Written exercise ▸
Rewrite the data from its first line through the line that contains "distancing measures xyxy=(593,65,742,159)", inclusive, putting "value-label" wherever "y-tick-label" appears and changing nothing else.
## begin Task input
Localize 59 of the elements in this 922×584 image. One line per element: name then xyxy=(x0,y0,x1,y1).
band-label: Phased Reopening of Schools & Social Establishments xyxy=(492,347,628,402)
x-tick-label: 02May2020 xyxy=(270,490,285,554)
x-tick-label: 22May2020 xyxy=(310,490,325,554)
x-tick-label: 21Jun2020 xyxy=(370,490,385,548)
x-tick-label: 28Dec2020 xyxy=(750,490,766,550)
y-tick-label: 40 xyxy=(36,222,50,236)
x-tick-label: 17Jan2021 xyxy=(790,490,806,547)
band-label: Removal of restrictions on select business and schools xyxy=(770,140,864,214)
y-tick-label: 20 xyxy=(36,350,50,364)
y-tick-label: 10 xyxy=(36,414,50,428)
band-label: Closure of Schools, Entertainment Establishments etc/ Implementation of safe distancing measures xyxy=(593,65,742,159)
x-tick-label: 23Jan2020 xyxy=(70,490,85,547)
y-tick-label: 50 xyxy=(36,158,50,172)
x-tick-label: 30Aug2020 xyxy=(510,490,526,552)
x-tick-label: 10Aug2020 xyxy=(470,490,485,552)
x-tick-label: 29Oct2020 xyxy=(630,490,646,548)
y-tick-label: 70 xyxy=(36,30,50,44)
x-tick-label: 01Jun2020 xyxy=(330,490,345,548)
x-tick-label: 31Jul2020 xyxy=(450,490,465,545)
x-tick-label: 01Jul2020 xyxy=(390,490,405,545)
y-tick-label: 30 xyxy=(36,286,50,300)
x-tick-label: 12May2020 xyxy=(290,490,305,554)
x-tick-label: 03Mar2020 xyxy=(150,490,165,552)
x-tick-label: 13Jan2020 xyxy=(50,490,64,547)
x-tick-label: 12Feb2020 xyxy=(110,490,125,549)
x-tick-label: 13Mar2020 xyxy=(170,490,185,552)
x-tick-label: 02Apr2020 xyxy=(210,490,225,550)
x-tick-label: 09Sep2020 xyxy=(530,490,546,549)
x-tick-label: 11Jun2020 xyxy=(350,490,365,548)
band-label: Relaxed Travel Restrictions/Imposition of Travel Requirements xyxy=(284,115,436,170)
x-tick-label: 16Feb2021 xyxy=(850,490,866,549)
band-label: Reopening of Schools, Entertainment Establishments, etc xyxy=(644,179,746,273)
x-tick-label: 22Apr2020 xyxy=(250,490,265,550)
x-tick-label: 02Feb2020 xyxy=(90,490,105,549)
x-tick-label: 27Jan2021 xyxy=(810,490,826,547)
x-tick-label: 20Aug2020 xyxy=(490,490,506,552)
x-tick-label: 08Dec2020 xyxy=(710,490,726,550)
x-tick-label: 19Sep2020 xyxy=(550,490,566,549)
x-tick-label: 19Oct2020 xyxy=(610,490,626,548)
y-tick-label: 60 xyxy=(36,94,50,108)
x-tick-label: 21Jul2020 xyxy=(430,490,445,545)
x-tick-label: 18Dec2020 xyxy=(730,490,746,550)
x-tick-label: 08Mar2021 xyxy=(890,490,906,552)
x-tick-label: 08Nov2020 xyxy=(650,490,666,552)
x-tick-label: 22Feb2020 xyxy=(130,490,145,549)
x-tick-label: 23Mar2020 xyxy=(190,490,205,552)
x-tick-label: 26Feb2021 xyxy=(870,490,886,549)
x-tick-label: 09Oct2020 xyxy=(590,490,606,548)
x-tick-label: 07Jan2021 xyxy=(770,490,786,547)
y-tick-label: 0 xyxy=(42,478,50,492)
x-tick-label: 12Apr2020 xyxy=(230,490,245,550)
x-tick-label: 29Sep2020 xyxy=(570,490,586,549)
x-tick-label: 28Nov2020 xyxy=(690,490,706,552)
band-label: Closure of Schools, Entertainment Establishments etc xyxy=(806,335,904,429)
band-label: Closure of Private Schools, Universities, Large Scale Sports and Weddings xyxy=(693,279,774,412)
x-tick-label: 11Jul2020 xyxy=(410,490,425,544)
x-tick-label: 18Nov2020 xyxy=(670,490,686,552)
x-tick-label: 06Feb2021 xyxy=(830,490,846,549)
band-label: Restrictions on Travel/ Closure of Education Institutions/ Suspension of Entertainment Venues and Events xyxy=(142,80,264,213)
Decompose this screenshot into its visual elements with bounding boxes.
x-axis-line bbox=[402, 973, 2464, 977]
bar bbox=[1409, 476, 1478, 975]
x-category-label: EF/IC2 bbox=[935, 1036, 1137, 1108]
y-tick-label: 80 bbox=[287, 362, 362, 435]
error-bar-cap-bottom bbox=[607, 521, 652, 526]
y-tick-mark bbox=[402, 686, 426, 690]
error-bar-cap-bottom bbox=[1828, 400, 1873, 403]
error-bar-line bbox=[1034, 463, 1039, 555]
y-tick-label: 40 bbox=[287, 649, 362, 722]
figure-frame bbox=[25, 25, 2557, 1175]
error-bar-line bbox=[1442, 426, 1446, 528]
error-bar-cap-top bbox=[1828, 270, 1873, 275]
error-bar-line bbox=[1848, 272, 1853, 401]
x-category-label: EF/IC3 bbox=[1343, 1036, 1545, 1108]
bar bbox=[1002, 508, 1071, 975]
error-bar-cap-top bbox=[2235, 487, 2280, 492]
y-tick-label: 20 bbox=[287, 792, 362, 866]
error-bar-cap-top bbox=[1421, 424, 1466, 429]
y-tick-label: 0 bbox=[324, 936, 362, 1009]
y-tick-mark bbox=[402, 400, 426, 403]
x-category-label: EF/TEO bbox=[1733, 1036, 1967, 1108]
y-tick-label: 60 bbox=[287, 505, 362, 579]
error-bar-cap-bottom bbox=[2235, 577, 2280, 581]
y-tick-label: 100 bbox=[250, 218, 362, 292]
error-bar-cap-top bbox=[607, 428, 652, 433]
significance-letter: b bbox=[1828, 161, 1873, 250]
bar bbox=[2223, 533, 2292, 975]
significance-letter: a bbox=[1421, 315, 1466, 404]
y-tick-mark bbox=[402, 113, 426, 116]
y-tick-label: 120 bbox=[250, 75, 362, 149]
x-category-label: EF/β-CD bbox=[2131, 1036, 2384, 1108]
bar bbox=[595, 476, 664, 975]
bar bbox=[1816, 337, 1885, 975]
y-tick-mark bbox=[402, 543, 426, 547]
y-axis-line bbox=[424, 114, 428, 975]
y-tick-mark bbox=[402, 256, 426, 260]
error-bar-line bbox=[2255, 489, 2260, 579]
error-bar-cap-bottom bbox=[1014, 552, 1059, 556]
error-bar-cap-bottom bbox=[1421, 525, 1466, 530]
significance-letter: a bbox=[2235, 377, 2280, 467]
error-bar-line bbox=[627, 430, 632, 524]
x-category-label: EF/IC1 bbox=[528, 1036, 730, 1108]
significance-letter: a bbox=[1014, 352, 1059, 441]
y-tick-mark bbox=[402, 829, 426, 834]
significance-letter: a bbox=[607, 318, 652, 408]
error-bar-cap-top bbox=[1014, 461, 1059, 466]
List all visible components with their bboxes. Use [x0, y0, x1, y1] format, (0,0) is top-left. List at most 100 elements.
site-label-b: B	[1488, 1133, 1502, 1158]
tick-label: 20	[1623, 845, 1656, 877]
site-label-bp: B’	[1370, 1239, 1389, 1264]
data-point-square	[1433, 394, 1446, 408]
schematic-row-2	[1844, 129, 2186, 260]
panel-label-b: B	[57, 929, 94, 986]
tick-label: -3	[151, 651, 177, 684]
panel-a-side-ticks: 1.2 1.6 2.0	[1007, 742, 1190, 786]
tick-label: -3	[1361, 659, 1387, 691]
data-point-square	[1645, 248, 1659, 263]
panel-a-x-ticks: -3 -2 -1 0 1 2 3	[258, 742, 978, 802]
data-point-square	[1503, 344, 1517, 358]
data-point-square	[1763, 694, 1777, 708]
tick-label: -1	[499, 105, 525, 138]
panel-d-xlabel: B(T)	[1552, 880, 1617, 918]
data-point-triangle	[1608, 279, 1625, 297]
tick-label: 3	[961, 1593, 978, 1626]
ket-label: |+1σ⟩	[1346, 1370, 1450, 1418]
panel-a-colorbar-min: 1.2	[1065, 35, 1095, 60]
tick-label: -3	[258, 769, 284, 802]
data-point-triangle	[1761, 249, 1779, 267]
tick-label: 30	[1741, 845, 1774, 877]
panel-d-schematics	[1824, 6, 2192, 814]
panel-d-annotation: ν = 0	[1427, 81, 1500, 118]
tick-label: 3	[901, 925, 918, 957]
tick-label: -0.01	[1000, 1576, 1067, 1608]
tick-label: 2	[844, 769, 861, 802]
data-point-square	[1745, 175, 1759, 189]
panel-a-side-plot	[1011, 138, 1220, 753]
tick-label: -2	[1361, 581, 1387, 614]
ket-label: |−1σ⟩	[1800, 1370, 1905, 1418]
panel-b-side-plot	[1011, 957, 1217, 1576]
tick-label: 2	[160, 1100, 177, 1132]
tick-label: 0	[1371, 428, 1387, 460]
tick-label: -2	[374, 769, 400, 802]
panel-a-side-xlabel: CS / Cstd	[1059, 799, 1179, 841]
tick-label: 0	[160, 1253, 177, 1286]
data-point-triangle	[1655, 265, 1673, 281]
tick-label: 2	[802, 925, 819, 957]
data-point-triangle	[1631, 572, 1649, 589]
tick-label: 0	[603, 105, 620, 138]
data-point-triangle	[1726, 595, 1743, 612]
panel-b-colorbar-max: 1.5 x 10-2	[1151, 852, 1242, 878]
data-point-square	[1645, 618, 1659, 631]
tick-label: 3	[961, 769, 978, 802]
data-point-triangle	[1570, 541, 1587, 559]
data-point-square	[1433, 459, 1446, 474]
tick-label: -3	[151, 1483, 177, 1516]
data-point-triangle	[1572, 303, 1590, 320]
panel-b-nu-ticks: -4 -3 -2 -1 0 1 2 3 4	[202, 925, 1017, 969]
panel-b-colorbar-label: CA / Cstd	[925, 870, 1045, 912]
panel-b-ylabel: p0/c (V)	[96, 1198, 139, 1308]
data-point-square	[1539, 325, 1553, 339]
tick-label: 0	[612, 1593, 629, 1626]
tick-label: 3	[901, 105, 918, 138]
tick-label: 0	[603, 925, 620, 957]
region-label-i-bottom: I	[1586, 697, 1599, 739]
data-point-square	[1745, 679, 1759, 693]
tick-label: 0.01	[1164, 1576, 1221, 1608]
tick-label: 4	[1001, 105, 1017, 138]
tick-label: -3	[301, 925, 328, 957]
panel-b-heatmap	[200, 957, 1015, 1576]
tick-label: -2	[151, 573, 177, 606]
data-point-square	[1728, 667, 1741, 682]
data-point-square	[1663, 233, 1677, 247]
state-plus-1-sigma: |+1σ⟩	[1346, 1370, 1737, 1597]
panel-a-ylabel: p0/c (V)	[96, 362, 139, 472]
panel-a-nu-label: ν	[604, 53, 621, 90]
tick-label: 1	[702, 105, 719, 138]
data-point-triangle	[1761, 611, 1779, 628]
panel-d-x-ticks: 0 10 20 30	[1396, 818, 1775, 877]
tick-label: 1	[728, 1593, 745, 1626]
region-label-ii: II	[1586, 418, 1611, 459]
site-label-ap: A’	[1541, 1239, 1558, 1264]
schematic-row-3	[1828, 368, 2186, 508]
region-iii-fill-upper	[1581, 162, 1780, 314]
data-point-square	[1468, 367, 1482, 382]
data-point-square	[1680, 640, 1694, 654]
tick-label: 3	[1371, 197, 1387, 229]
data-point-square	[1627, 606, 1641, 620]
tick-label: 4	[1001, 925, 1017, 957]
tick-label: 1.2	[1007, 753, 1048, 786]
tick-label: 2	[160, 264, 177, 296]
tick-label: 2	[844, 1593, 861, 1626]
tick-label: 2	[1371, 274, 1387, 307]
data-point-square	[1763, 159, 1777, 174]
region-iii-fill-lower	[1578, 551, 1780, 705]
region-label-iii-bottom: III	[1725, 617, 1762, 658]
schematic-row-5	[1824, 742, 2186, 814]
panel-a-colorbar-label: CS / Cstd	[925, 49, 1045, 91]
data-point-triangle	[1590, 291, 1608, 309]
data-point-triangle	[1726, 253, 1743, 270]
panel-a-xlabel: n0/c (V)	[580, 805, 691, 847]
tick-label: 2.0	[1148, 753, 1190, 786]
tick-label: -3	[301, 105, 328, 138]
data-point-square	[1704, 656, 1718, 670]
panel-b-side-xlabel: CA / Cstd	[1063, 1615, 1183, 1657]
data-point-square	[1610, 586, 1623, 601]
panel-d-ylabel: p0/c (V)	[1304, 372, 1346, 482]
## end Task input
Solved exercise ▸
Localize 59 of the elements in this 922×584 image. One line per element: name then xyxy=(x0,y0,x1,y1).
band-label: Phased Reopening of Schools & Social Establishments xyxy=(492,347,628,402)
x-tick-label: 02May2020 xyxy=(270,490,285,554)
x-tick-label: 22May2020 xyxy=(310,490,325,554)
x-tick-label: 21Jun2020 xyxy=(370,490,385,548)
x-tick-label: 28Dec2020 xyxy=(750,490,766,550)
value-label: 40 xyxy=(36,222,50,236)
x-tick-label: 17Jan2021 xyxy=(790,490,806,547)
band-label: Removal of restrictions on select business and schools xyxy=(770,140,864,214)
value-label: 20 xyxy=(36,350,50,364)
value-label: 10 xyxy=(36,414,50,428)
band-label: Closure of Schools, Entertainment Establishments etc/ Implementation of safe distancing measures xyxy=(593,65,742,159)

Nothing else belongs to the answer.